# Set exercise:
Find the line containing "Decode this image". Quote it and every line after it, exactly, through the end; skip pictures.

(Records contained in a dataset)
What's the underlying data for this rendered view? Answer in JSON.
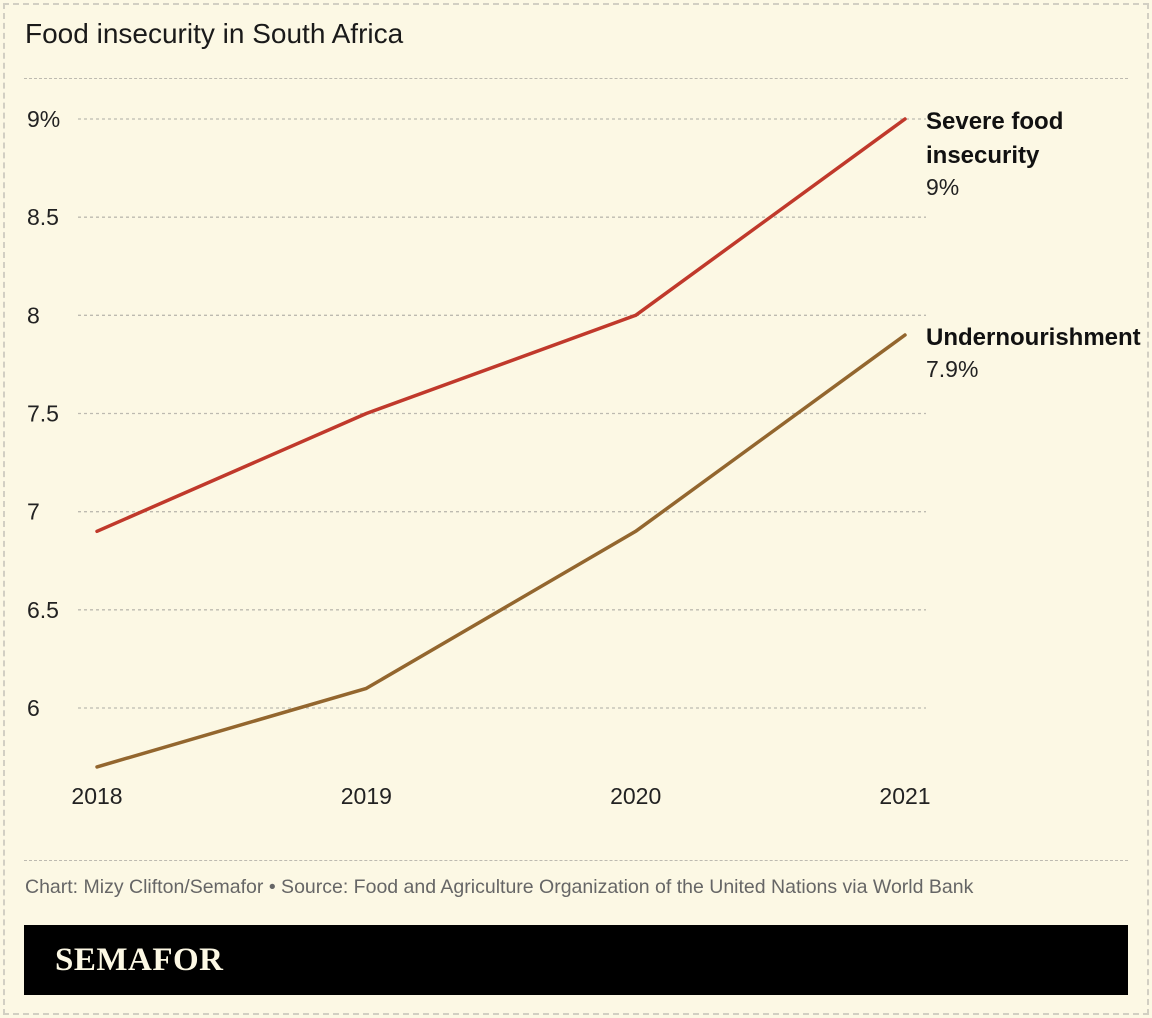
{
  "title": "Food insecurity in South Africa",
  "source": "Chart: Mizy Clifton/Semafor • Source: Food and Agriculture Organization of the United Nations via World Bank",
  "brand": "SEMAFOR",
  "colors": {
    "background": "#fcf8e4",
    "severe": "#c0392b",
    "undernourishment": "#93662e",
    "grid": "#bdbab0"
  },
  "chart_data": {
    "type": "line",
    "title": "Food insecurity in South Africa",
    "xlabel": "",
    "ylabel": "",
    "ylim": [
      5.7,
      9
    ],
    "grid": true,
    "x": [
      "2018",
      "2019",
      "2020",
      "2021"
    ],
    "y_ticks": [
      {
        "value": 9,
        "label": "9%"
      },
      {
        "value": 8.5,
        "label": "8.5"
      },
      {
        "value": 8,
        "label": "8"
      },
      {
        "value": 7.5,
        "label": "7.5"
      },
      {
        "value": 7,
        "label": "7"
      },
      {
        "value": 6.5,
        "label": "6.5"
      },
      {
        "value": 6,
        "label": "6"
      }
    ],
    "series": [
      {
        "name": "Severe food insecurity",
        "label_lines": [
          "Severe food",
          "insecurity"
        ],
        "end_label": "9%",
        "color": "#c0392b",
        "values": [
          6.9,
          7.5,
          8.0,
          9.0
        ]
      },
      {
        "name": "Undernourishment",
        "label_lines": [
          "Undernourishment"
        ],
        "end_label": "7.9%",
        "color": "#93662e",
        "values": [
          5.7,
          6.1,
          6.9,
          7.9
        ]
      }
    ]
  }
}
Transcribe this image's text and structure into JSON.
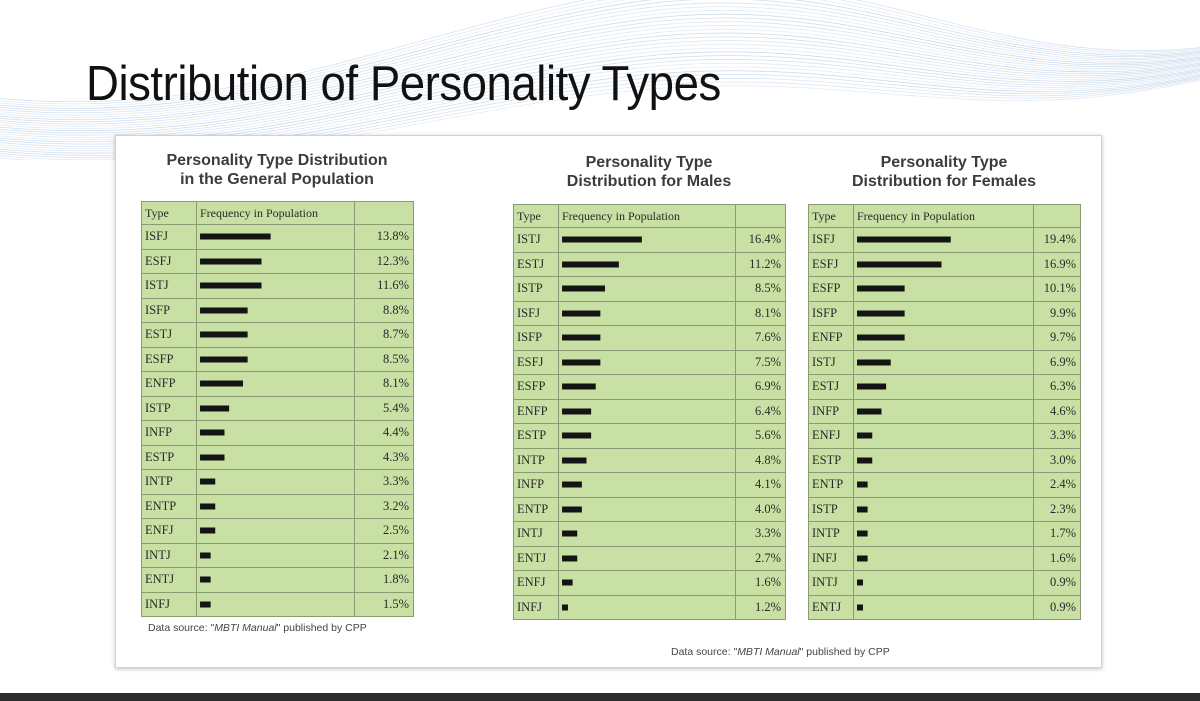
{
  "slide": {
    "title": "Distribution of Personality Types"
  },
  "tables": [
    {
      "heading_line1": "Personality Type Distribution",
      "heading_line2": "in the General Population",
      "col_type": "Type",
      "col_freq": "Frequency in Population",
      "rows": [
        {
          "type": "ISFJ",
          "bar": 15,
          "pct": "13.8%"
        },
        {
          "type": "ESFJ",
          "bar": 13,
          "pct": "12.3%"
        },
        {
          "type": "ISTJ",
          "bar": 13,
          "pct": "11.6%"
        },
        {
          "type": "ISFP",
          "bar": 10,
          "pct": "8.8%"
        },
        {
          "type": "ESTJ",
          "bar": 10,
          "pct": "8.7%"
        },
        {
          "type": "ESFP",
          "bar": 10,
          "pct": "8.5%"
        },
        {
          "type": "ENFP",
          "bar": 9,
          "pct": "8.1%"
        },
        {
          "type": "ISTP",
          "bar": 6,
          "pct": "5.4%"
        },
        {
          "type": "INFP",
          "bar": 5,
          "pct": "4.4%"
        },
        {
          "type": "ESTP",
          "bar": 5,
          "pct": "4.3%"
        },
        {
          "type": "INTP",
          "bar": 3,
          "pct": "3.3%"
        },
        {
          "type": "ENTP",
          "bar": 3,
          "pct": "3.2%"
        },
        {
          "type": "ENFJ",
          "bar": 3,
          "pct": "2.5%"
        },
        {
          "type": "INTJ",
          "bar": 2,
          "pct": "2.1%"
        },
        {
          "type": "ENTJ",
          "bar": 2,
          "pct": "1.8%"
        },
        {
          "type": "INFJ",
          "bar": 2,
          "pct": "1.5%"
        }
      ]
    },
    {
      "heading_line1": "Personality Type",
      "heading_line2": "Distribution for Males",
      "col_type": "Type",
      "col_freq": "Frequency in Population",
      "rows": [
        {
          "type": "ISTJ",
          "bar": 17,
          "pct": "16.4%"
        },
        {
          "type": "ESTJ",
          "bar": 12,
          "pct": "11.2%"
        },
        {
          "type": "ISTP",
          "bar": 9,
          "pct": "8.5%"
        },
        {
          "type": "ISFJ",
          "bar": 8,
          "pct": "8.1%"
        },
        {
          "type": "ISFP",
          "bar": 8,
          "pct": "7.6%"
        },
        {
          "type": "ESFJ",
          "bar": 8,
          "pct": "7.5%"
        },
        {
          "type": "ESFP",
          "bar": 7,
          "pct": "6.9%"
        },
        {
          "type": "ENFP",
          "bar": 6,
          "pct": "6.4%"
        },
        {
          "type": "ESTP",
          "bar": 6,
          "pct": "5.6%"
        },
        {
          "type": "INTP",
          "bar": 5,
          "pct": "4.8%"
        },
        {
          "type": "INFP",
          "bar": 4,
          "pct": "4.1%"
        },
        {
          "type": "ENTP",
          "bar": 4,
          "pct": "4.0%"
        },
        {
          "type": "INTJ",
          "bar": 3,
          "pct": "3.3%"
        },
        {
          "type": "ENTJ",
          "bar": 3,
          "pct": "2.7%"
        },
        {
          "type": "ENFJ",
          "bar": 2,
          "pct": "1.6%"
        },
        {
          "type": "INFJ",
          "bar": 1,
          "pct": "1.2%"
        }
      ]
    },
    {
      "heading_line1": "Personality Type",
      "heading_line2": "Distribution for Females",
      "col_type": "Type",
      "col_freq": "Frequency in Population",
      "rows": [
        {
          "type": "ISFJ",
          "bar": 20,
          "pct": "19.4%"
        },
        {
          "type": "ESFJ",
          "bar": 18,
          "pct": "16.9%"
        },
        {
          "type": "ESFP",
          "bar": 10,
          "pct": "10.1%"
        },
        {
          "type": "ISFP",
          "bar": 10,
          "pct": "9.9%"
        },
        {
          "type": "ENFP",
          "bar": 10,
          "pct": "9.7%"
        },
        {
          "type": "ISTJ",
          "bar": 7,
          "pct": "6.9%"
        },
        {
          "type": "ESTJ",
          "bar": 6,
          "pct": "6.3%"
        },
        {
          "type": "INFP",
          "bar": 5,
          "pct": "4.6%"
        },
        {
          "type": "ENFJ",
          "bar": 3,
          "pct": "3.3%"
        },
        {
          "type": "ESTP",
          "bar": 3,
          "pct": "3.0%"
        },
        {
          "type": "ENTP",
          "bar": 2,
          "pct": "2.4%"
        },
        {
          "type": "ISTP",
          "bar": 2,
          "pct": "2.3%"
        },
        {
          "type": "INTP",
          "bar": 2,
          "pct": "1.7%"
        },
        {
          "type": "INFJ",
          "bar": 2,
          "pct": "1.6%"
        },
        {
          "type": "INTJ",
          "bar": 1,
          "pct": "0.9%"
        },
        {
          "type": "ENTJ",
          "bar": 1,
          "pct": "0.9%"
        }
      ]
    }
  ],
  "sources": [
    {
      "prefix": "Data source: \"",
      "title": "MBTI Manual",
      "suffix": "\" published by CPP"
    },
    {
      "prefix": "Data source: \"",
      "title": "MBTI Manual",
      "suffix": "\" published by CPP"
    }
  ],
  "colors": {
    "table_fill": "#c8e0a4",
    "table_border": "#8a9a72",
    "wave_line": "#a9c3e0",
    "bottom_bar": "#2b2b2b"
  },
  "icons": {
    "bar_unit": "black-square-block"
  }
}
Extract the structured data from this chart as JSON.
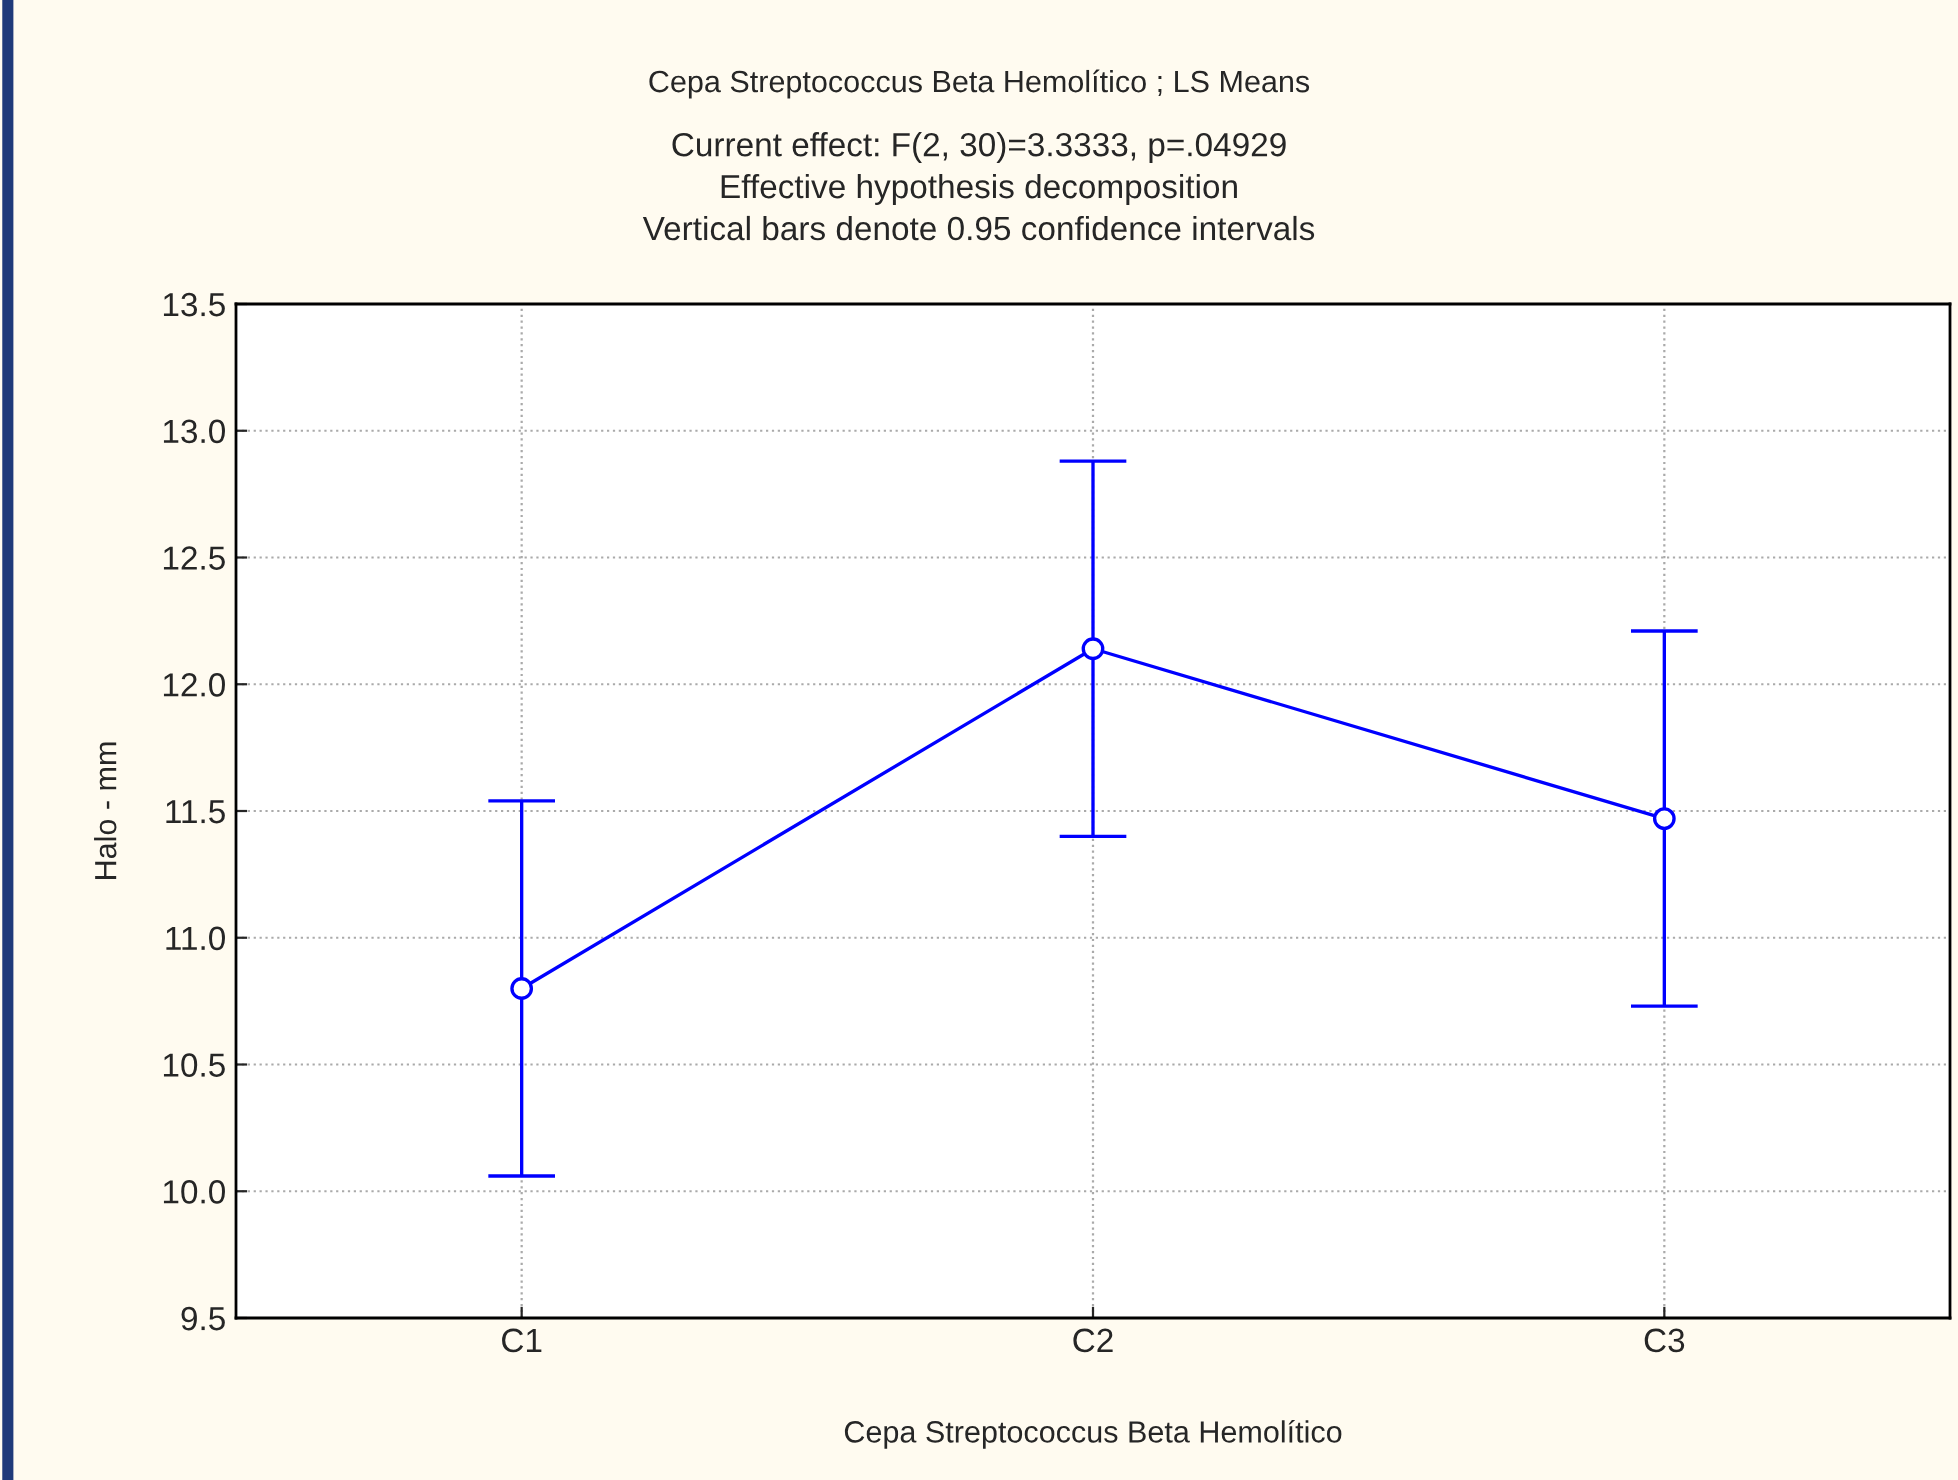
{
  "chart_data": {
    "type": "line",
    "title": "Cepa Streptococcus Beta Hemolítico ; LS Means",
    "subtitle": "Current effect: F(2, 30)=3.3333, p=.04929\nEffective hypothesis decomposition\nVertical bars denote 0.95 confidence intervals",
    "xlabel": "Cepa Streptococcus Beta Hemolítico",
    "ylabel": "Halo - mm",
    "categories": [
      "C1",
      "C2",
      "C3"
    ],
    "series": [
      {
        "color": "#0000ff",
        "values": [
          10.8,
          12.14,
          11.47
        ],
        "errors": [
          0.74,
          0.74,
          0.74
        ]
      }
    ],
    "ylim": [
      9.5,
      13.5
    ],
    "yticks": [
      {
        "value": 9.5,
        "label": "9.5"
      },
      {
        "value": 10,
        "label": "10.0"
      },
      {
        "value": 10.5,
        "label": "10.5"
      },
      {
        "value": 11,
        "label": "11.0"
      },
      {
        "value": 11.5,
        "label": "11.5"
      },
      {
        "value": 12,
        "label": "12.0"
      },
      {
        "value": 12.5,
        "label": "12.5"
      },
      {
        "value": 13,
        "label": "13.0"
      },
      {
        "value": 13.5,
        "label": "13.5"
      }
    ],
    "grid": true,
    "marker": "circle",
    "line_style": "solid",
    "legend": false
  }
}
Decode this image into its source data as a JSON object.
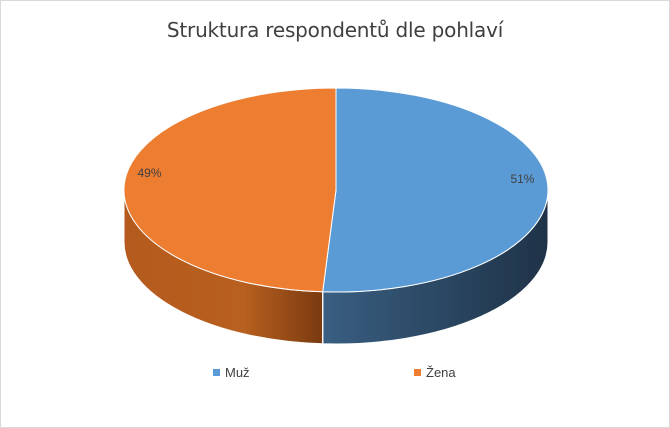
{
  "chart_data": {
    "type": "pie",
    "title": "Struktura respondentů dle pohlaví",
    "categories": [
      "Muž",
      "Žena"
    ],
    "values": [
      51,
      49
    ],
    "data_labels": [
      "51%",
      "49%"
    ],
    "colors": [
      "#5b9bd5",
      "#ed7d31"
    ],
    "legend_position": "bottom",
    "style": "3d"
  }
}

# Task result:
Decode this image into its source data as a JSON object.
{
  "chart_data": {
    "type": "pie",
    "title": "Struktura respondentů dle pohlaví",
    "categories": [
      "Muž",
      "Žena"
    ],
    "values": [
      51,
      49
    ],
    "data_labels": [
      "51%",
      "49%"
    ],
    "colors": [
      "#5b9bd5",
      "#ed7d31"
    ],
    "legend_position": "bottom",
    "style": "3d"
  }
}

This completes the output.